── TRECHO

Forte opositor da imigração em massa e especialmente de políticas progressistas, é alvo de críticas de instituições internacionais assim como de periódicos e analistas políticos.

A democracia húngara

A definição de democracia é, simplesmente, poder do povo. Tem origem grega, demos, que era uma região da Ática, aonde depois das reformas de Clístenes (570 – 508 a.C), conhecido como o pai da democracia, foi autor de várias reformas de Atenas. Descentralizou o poder e o dividiu entre um número de famílias.

Diante desses fatos apresentados, a partir da questão histórica de divisão de poderes, o ideal democrático se desenvolveu de um modo que é impossível o definir em uma única frase ou parágrafo, devido as mais diferentes acepções e modelos de governos democráticos atuais.

────

## DESAFIO
De acordo com o trecho, quem é conhecido como o pai da democracia?

── DADOS

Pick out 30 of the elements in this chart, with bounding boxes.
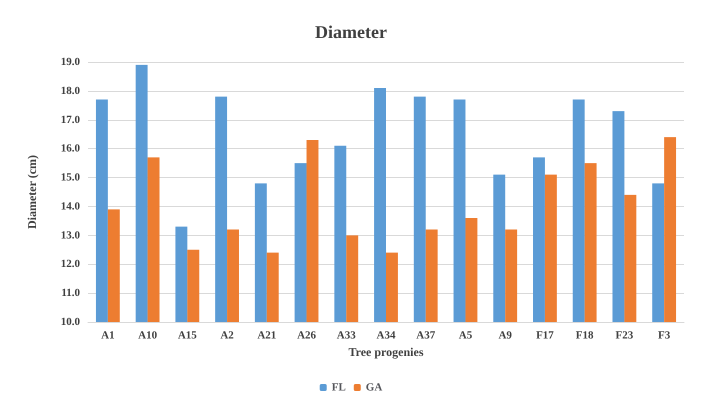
x-tick-label: A5 bbox=[458, 330, 473, 342]
y-tick-label: 13.0 bbox=[60, 229, 80, 242]
x-tick-label: F3 bbox=[658, 330, 671, 342]
legend-label: GA bbox=[366, 382, 382, 394]
x-tick-label: F18 bbox=[576, 330, 594, 342]
y-tick-label: 16.0 bbox=[60, 142, 80, 155]
x-tick-label: F17 bbox=[536, 330, 554, 342]
chart-title: Diameter bbox=[315, 22, 387, 42]
x-tick-label: A15 bbox=[178, 330, 198, 342]
y-tick-label: 18.0 bbox=[60, 84, 80, 97]
y-tick-label: 14.0 bbox=[60, 200, 80, 212]
x-tick-label: A34 bbox=[376, 330, 396, 342]
x-tick-label: A37 bbox=[416, 330, 436, 342]
x-tick-label: A10 bbox=[138, 330, 158, 342]
y-tick-label: 17.0 bbox=[60, 114, 80, 126]
x-tick-label: F23 bbox=[616, 330, 634, 342]
y-tick-label: 10.0 bbox=[60, 316, 80, 328]
y-tick-label: 11.0 bbox=[61, 287, 80, 300]
y-tick-label: 19.0 bbox=[60, 56, 80, 68]
legend-label: FL bbox=[332, 382, 346, 394]
x-tick-label: A26 bbox=[297, 330, 316, 342]
x-axis-title: Tree progenies bbox=[348, 344, 424, 359]
x-tick-label: A1 bbox=[101, 330, 115, 342]
x-tick-label: A33 bbox=[336, 330, 356, 342]
y-tick-label: 15.0 bbox=[60, 172, 80, 184]
x-tick-label: A2 bbox=[220, 330, 234, 342]
y-tick-label: 12.0 bbox=[60, 258, 80, 270]
x-tick-label: A9 bbox=[498, 330, 512, 342]
y-axis-title: Diameter (cm) bbox=[25, 154, 39, 230]
x-tick-label: A21 bbox=[257, 330, 276, 342]
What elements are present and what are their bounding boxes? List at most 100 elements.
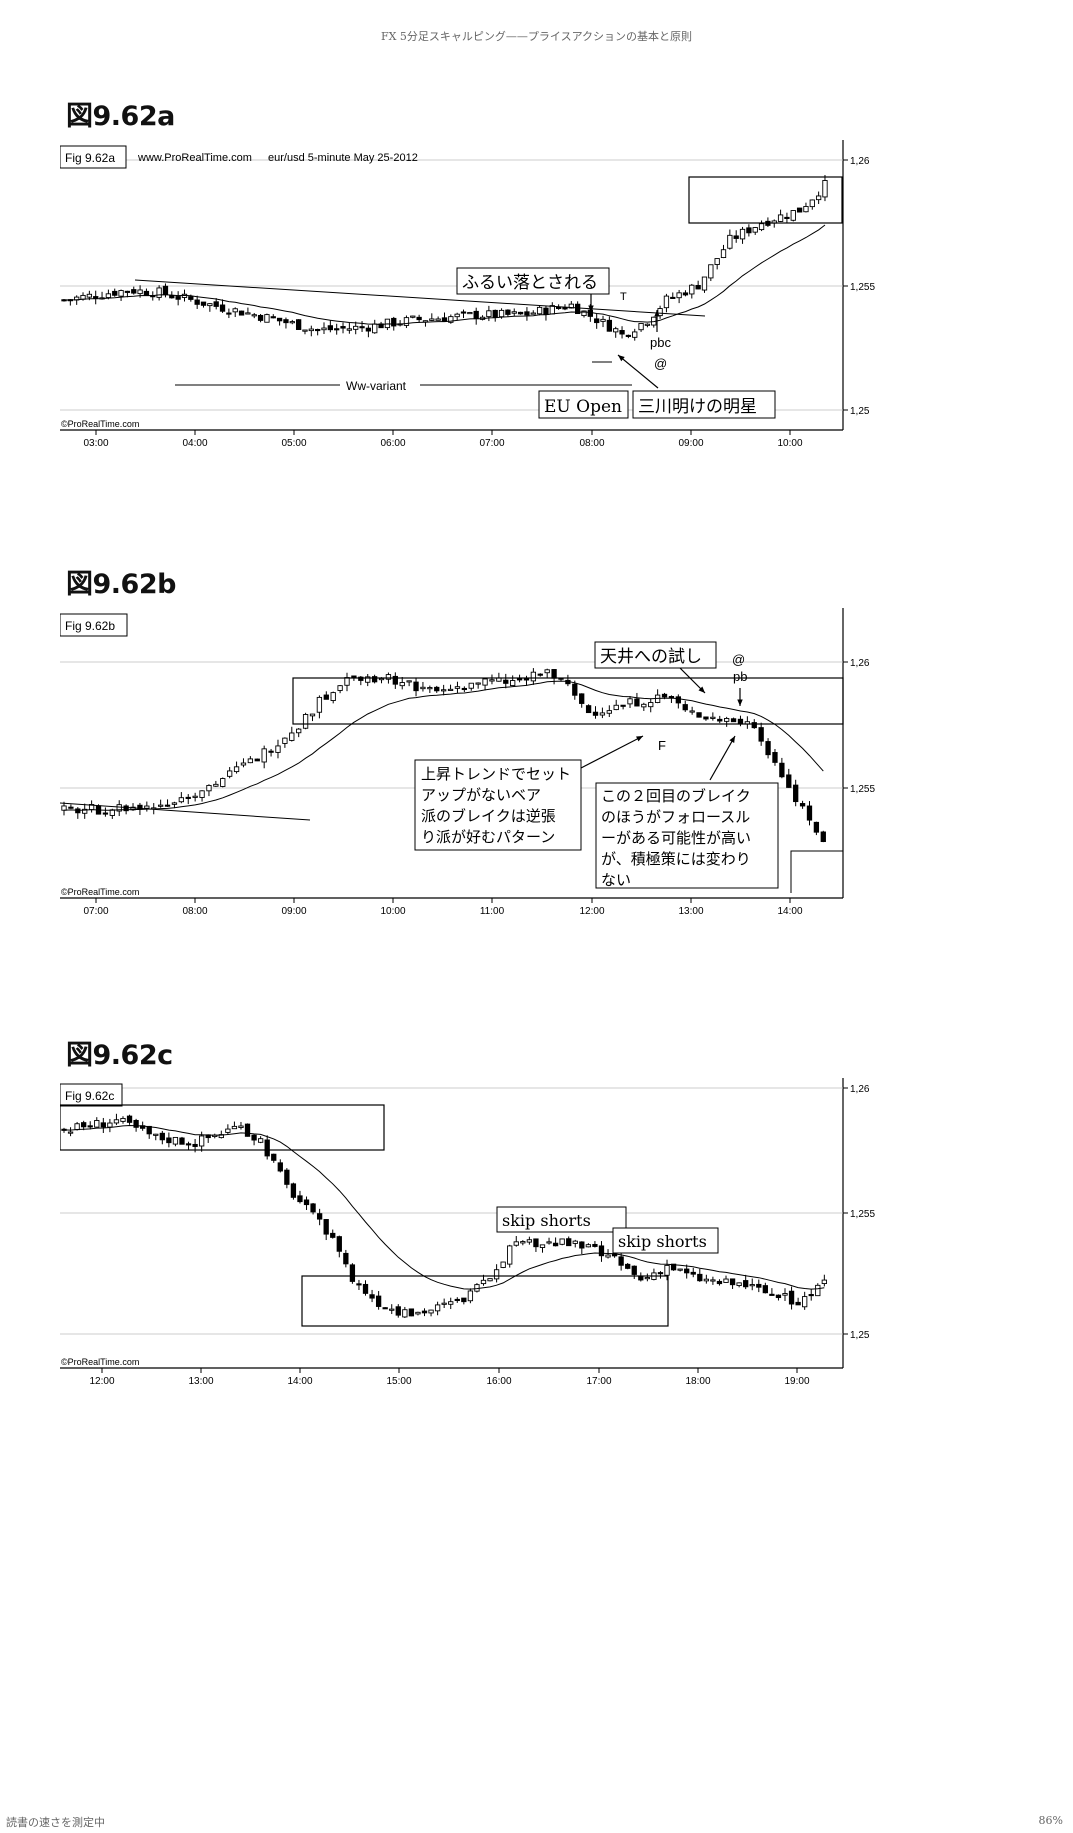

────

## SOLUÇÃO
Clístenes.